**STATED GOAL**.
Find the lines of data that contain the string "type", then list them.

[Collected data entries]

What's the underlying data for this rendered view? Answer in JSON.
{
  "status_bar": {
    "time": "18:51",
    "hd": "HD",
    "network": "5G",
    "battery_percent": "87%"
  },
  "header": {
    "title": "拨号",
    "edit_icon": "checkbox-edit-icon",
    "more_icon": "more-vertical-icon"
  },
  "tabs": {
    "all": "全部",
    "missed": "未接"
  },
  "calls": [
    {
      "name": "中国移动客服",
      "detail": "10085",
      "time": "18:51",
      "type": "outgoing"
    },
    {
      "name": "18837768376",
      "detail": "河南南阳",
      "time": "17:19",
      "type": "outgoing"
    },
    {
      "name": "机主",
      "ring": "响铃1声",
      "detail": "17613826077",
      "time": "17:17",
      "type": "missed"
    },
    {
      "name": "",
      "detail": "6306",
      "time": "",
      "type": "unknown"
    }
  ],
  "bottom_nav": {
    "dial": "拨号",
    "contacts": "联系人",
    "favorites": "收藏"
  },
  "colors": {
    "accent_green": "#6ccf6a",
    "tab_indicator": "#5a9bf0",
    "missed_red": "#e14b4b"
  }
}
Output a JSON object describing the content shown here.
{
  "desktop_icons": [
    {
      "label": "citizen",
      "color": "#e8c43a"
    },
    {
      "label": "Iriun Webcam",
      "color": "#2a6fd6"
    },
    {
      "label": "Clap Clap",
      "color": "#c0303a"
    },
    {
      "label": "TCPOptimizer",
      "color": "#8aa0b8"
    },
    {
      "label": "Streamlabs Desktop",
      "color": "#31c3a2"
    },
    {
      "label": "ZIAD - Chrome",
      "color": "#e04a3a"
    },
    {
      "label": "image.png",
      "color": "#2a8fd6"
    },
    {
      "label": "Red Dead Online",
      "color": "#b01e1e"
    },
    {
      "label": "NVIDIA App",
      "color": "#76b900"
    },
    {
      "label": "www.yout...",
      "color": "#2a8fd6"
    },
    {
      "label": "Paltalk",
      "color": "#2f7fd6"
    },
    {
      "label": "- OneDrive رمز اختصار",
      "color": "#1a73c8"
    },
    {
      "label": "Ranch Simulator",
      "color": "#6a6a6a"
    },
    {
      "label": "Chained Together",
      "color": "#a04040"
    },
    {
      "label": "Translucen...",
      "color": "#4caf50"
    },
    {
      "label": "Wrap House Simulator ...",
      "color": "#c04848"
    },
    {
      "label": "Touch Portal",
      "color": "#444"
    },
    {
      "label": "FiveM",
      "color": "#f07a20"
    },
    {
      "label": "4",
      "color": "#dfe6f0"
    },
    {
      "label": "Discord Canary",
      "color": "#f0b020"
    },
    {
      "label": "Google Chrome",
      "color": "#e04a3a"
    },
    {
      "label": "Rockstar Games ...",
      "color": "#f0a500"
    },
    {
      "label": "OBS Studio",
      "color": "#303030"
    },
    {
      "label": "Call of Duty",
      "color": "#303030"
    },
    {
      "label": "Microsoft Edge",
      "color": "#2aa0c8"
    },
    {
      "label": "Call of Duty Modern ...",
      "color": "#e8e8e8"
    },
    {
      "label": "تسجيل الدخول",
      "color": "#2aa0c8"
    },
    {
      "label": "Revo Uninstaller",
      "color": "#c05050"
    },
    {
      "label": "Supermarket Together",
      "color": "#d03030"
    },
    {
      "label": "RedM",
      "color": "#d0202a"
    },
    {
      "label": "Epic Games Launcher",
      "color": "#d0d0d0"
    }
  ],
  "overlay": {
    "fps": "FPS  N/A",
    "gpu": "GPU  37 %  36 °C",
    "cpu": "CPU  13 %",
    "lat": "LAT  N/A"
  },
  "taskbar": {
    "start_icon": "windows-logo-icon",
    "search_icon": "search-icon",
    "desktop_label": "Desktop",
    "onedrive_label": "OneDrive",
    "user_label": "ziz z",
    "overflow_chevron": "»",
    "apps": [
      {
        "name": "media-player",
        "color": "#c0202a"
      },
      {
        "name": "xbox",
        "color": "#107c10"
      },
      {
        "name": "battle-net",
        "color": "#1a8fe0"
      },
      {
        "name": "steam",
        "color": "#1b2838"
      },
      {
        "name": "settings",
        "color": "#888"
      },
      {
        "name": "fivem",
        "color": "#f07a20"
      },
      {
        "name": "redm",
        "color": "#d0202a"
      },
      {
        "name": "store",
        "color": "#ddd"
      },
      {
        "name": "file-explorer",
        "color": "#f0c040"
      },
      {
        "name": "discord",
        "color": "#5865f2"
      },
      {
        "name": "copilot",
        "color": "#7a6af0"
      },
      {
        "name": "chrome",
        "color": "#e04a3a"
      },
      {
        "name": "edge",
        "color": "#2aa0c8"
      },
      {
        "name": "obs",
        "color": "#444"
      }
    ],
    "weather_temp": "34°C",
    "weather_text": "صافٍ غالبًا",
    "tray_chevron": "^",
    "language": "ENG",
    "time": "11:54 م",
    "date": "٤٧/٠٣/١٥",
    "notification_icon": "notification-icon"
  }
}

**RESULT BELOW**.
      "type": "outgoing"
      "type": "outgoing"
      "type": "missed"
      "type": "unknown"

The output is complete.